▸ **Aim**:
Return every line of the records below verbatim, with no pictures in the copy.

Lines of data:
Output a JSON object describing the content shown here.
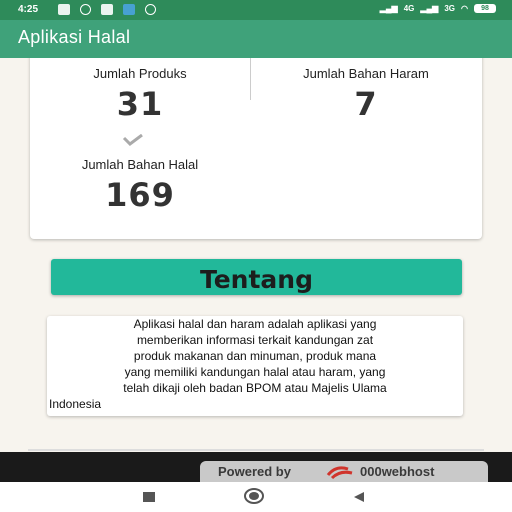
{
  "status_bar": {
    "time": "4:25",
    "network_4g": "4G",
    "network_3g": "3G",
    "battery": "98"
  },
  "app_bar": {
    "title": "Aplikasi Halal"
  },
  "stats": {
    "produk": {
      "label": "Jumlah Produks",
      "value": "31"
    },
    "haram": {
      "label": "Jumlah Bahan Haram",
      "value": "7"
    },
    "halal": {
      "label": "Jumlah Bahan Halal",
      "value": "169"
    }
  },
  "about_button": {
    "label": "Tentang"
  },
  "description": {
    "lines": [
      "Aplikasi halal dan haram adalah aplikasi yang",
      "memberikan informasi terkait kandungan zat",
      "produk makanan dan minuman, produk mana",
      "yang memiliki kandungan halal atau haram, yang",
      "telah dikaji oleh badan BPOM atau Majelis Ulama",
      "Indonesia"
    ]
  },
  "footer": {
    "powered_by": "Powered by",
    "brand": "000webhost"
  },
  "colors": {
    "status_bar": "#2e8b5a",
    "app_bar": "#3fa27a",
    "button": "#22b89a"
  }
}
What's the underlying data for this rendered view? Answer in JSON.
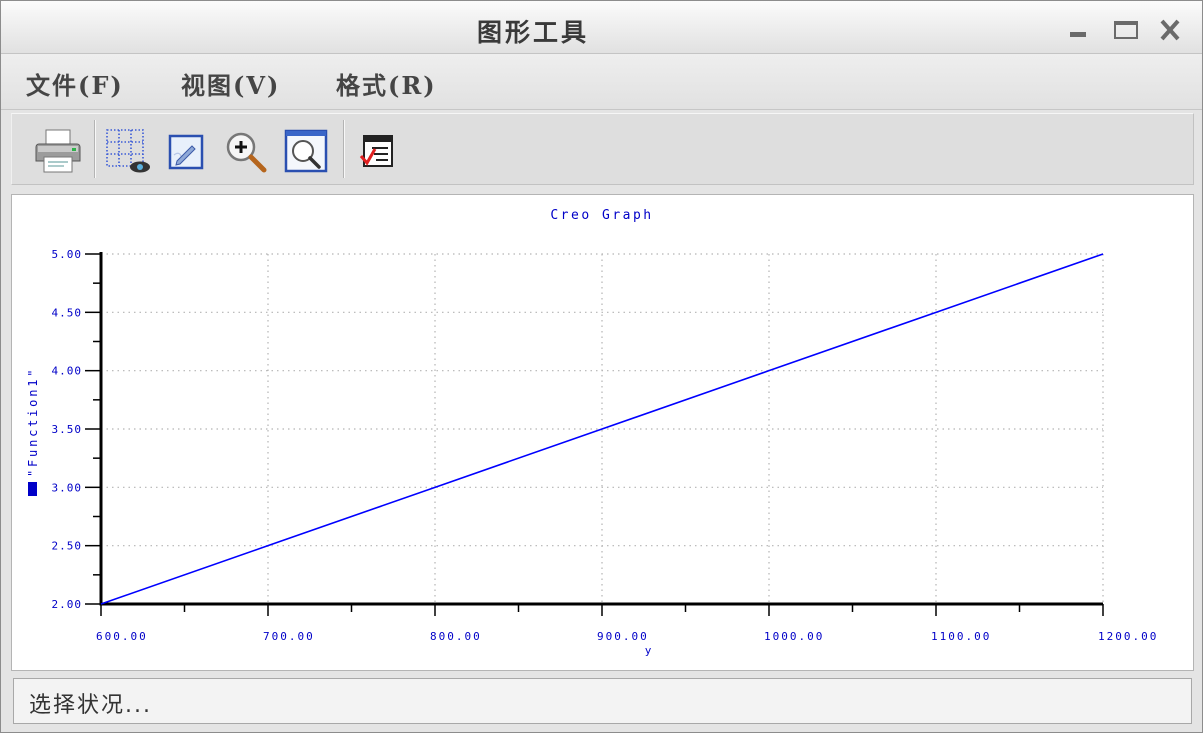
{
  "window": {
    "title": "图形工具",
    "controls": {
      "minimize": "minimize-icon",
      "maximize": "maximize-icon",
      "close": "close-icon"
    }
  },
  "menu": {
    "items": [
      {
        "label": "文件(F)"
      },
      {
        "label": "视图(V)"
      },
      {
        "label": "格式(R)"
      }
    ]
  },
  "toolbar": {
    "buttons": [
      {
        "icon": "printer-icon"
      },
      {
        "icon": "grid-select-icon"
      },
      {
        "icon": "edit-format-icon"
      },
      {
        "icon": "zoom-in-icon"
      },
      {
        "icon": "zoom-window-icon"
      },
      {
        "icon": "checklist-icon"
      }
    ]
  },
  "colors": {
    "series": "#0000ff",
    "chart_text": "#0000c8",
    "axis": "#000000",
    "grid": "#b4b4b4",
    "legend_swatch": "#0000c8"
  },
  "chart_data": {
    "type": "line",
    "title": "Creo Graph",
    "xlabel": "y",
    "ylabel": "\"Function1\"",
    "xlim": [
      600,
      1200
    ],
    "ylim": [
      2,
      5
    ],
    "grid": true,
    "x_ticks": [
      {
        "value": 600,
        "label": "600.00"
      },
      {
        "value": 700,
        "label": "700.00"
      },
      {
        "value": 800,
        "label": "800.00"
      },
      {
        "value": 900,
        "label": "900.00"
      },
      {
        "value": 1000,
        "label": "1000.00"
      },
      {
        "value": 1100,
        "label": "1100.00"
      },
      {
        "value": 1200,
        "label": "1200.00"
      }
    ],
    "y_ticks": [
      {
        "value": 5,
        "label": "5.00"
      },
      {
        "value": 4.5,
        "label": "4.50"
      },
      {
        "value": 4,
        "label": "4.00"
      },
      {
        "value": 3.5,
        "label": "3.50"
      },
      {
        "value": 3,
        "label": "3.00"
      },
      {
        "value": 2.5,
        "label": "2.50"
      },
      {
        "value": 2,
        "label": "2.00"
      }
    ],
    "series": [
      {
        "color": "#0000ff",
        "x": [
          600,
          700,
          800,
          900,
          1000,
          1100,
          1200
        ],
        "y": [
          2,
          2.5,
          3,
          3.5,
          4,
          4.5,
          5
        ]
      }
    ]
  },
  "status": {
    "text": "选择状况..."
  }
}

▸ **Response to this exercise**:
Output a JSON object describing the content shown here.
{
  "status_bar": {
    "time": "4:25",
    "network_4g": "4G",
    "network_3g": "3G",
    "battery": "98"
  },
  "app_bar": {
    "title": "Aplikasi Halal"
  },
  "stats": {
    "produk": {
      "label": "Jumlah Produks",
      "value": "31"
    },
    "haram": {
      "label": "Jumlah Bahan Haram",
      "value": "7"
    },
    "halal": {
      "label": "Jumlah Bahan Halal",
      "value": "169"
    }
  },
  "about_button": {
    "label": "Tentang"
  },
  "description": {
    "lines": [
      "Aplikasi halal dan haram adalah aplikasi yang",
      "memberikan informasi terkait kandungan zat",
      "produk makanan dan minuman, produk mana",
      "yang memiliki kandungan halal atau haram, yang",
      "telah dikaji oleh badan BPOM atau Majelis Ulama",
      "Indonesia"
    ]
  },
  "footer": {
    "powered_by": "Powered by",
    "brand": "000webhost"
  },
  "colors": {
    "status_bar": "#2e8b5a",
    "app_bar": "#3fa27a",
    "button": "#22b89a"
  }
}
What's the underlying data for this rendered view? Answer in JSON.
{
  "window": {
    "title": "图形工具",
    "controls": {
      "minimize": "minimize-icon",
      "maximize": "maximize-icon",
      "close": "close-icon"
    }
  },
  "menu": {
    "items": [
      {
        "label": "文件(F)"
      },
      {
        "label": "视图(V)"
      },
      {
        "label": "格式(R)"
      }
    ]
  },
  "toolbar": {
    "buttons": [
      {
        "icon": "printer-icon"
      },
      {
        "icon": "grid-select-icon"
      },
      {
        "icon": "edit-format-icon"
      },
      {
        "icon": "zoom-in-icon"
      },
      {
        "icon": "zoom-window-icon"
      },
      {
        "icon": "checklist-icon"
      }
    ]
  },
  "colors": {
    "series": "#0000ff",
    "chart_text": "#0000c8",
    "axis": "#000000",
    "grid": "#b4b4b4",
    "legend_swatch": "#0000c8"
  },
  "chart_data": {
    "type": "line",
    "title": "Creo Graph",
    "xlabel": "y",
    "ylabel": "\"Function1\"",
    "xlim": [
      600,
      1200
    ],
    "ylim": [
      2,
      5
    ],
    "grid": true,
    "x_ticks": [
      {
        "value": 600,
        "label": "600.00"
      },
      {
        "value": 700,
        "label": "700.00"
      },
      {
        "value": 800,
        "label": "800.00"
      },
      {
        "value": 900,
        "label": "900.00"
      },
      {
        "value": 1000,
        "label": "1000.00"
      },
      {
        "value": 1100,
        "label": "1100.00"
      },
      {
        "value": 1200,
        "label": "1200.00"
      }
    ],
    "y_ticks": [
      {
        "value": 5,
        "label": "5.00"
      },
      {
        "value": 4.5,
        "label": "4.50"
      },
      {
        "value": 4,
        "label": "4.00"
      },
      {
        "value": 3.5,
        "label": "3.50"
      },
      {
        "value": 3,
        "label": "3.00"
      },
      {
        "value": 2.5,
        "label": "2.50"
      },
      {
        "value": 2,
        "label": "2.00"
      }
    ],
    "series": [
      {
        "color": "#0000ff",
        "x": [
          600,
          700,
          800,
          900,
          1000,
          1100,
          1200
        ],
        "y": [
          2,
          2.5,
          3,
          3.5,
          4,
          4.5,
          5
        ]
      }
    ]
  },
  "status": {
    "text": "选择状况..."
  }
}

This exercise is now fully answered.